** START **

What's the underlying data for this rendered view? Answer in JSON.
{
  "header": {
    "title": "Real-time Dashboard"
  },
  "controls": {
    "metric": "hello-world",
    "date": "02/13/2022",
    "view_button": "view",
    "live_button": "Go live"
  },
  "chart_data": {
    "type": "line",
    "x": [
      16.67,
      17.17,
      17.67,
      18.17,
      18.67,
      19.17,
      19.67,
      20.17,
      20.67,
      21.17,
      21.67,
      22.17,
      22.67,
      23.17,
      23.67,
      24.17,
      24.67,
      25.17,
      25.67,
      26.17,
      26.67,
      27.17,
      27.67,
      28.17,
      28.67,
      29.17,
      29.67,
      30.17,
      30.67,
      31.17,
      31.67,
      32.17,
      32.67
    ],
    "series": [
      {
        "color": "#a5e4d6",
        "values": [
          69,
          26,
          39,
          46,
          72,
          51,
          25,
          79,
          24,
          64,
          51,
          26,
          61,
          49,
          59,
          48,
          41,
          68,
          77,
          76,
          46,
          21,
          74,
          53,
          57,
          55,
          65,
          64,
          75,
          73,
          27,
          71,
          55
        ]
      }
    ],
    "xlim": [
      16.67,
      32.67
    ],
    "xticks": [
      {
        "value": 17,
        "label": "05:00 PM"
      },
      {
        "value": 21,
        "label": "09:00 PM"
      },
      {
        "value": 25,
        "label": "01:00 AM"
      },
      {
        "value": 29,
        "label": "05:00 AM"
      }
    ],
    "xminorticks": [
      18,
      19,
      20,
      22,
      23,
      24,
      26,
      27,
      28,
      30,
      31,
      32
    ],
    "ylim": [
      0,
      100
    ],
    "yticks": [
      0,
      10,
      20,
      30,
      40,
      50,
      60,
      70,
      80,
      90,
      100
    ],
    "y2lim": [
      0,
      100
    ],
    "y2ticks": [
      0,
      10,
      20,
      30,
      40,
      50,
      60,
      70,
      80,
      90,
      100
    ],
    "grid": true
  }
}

** END **

In the records above, how many lines hold the string "label"? Reply with only the number.

4